Goal of the exercise:
Pull every line containing the word "Solution" from the records.

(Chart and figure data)
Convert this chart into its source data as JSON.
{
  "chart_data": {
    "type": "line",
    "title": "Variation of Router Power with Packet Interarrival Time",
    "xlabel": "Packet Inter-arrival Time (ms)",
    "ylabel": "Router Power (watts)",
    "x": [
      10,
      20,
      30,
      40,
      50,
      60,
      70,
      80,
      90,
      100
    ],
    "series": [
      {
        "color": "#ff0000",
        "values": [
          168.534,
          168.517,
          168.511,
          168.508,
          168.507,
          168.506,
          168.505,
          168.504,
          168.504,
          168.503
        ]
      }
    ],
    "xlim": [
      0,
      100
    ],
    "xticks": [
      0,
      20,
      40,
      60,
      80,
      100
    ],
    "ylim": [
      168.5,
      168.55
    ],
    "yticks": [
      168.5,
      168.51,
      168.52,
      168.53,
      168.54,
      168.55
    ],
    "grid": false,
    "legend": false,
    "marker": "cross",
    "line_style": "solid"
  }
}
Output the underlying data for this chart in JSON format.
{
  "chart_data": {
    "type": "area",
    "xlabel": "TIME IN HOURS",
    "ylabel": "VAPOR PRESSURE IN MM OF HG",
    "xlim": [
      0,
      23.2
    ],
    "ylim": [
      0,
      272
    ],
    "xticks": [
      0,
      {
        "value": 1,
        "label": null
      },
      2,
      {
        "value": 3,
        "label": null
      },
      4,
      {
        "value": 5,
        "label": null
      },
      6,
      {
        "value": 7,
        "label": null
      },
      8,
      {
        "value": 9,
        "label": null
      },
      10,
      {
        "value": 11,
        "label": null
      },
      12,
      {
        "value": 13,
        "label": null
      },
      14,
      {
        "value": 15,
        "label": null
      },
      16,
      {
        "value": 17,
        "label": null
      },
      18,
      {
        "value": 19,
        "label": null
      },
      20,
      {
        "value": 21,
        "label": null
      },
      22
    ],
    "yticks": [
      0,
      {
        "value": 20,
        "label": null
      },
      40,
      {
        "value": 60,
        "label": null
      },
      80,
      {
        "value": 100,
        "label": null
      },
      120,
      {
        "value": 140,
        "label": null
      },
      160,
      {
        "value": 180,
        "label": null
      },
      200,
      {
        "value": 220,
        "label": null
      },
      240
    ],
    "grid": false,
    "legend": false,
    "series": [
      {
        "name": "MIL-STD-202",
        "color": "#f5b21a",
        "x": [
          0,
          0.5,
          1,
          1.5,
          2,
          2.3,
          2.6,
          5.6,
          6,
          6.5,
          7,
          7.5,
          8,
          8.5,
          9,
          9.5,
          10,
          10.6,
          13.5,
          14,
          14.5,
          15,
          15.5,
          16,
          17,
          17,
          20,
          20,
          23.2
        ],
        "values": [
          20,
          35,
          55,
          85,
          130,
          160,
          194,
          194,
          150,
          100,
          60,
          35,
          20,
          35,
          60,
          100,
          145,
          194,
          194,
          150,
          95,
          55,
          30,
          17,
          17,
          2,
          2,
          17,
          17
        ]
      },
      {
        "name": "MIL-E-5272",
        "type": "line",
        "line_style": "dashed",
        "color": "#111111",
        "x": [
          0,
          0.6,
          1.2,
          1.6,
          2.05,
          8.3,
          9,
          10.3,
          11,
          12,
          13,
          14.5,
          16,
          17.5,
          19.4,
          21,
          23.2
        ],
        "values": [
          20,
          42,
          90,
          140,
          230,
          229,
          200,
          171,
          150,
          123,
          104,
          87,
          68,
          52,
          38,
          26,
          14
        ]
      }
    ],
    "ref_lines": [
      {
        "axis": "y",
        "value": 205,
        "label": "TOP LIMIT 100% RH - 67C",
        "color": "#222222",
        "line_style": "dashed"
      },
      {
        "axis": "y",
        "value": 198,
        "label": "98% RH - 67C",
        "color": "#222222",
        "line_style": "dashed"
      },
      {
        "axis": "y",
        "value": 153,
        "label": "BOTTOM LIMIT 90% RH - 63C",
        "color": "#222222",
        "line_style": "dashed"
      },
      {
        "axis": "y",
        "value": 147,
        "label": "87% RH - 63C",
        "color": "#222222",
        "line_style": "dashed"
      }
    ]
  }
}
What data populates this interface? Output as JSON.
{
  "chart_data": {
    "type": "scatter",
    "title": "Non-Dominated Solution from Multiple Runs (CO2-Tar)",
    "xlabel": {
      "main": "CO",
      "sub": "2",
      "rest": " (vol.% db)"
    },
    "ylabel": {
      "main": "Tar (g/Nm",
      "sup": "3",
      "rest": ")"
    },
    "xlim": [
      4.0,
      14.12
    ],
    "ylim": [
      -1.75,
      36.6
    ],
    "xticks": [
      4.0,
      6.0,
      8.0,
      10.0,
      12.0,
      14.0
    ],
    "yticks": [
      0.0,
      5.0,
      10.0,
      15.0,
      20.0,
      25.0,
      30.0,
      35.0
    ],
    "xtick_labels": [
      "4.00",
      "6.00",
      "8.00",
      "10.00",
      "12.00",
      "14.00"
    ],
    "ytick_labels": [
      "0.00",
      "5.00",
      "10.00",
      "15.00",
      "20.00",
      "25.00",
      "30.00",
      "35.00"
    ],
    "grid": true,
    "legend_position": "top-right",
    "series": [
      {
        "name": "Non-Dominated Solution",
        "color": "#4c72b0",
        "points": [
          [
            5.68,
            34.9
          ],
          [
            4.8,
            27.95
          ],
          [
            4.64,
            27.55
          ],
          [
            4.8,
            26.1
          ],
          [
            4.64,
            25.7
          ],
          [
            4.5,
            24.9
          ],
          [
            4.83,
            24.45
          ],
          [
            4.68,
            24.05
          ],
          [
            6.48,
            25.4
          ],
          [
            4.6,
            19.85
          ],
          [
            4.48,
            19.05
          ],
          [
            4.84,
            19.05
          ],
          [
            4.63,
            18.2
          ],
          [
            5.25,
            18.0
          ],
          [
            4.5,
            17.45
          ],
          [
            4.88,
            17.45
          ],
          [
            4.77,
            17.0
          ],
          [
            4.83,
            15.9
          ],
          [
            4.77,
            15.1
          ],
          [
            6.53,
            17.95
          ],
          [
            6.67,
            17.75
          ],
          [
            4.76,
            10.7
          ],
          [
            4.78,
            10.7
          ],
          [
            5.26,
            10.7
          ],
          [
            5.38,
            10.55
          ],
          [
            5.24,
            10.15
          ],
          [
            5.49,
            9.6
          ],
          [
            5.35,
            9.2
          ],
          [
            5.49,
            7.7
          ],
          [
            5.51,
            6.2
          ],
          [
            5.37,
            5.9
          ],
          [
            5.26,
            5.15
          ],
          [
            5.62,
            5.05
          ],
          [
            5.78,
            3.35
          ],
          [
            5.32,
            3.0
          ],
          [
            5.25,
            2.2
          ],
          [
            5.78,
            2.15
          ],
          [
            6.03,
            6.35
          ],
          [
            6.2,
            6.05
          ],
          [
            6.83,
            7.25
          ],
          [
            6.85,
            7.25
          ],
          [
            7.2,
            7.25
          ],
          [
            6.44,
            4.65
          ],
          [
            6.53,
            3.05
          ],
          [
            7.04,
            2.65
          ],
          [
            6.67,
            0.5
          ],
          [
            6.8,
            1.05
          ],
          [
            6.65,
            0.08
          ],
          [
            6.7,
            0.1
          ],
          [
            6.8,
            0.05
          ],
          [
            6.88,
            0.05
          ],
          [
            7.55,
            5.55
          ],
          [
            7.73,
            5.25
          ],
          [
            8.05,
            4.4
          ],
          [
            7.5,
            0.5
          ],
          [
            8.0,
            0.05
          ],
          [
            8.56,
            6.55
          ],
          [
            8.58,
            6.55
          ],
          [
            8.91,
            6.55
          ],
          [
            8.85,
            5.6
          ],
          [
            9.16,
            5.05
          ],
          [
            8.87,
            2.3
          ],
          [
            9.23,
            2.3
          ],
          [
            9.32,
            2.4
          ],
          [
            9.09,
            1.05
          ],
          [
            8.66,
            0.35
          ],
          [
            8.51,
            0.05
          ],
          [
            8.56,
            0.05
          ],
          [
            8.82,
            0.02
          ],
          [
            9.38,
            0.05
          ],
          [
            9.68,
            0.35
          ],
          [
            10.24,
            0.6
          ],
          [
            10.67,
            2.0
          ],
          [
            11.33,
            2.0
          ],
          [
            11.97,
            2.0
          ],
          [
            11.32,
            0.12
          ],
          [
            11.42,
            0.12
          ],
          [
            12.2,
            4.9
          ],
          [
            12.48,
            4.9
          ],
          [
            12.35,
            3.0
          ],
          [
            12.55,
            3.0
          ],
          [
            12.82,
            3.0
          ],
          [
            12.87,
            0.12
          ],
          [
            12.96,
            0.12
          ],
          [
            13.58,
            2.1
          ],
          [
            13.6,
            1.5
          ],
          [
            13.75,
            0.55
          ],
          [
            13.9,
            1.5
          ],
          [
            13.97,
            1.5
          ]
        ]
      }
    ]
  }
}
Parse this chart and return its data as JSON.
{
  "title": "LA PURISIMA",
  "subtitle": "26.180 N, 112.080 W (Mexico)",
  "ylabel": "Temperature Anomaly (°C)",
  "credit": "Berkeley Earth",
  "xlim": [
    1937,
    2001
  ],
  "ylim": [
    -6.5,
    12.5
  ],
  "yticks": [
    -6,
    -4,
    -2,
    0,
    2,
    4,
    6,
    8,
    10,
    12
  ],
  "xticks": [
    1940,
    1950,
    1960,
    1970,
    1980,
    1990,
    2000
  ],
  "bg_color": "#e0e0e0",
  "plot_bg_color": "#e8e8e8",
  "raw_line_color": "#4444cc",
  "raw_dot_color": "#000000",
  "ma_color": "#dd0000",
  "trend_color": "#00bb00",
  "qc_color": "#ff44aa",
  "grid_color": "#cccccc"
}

Response:
    "title": "Non-Dominated Solution from Multiple Runs (CO2-Tar)",
        "name": "Non-Dominated Solution",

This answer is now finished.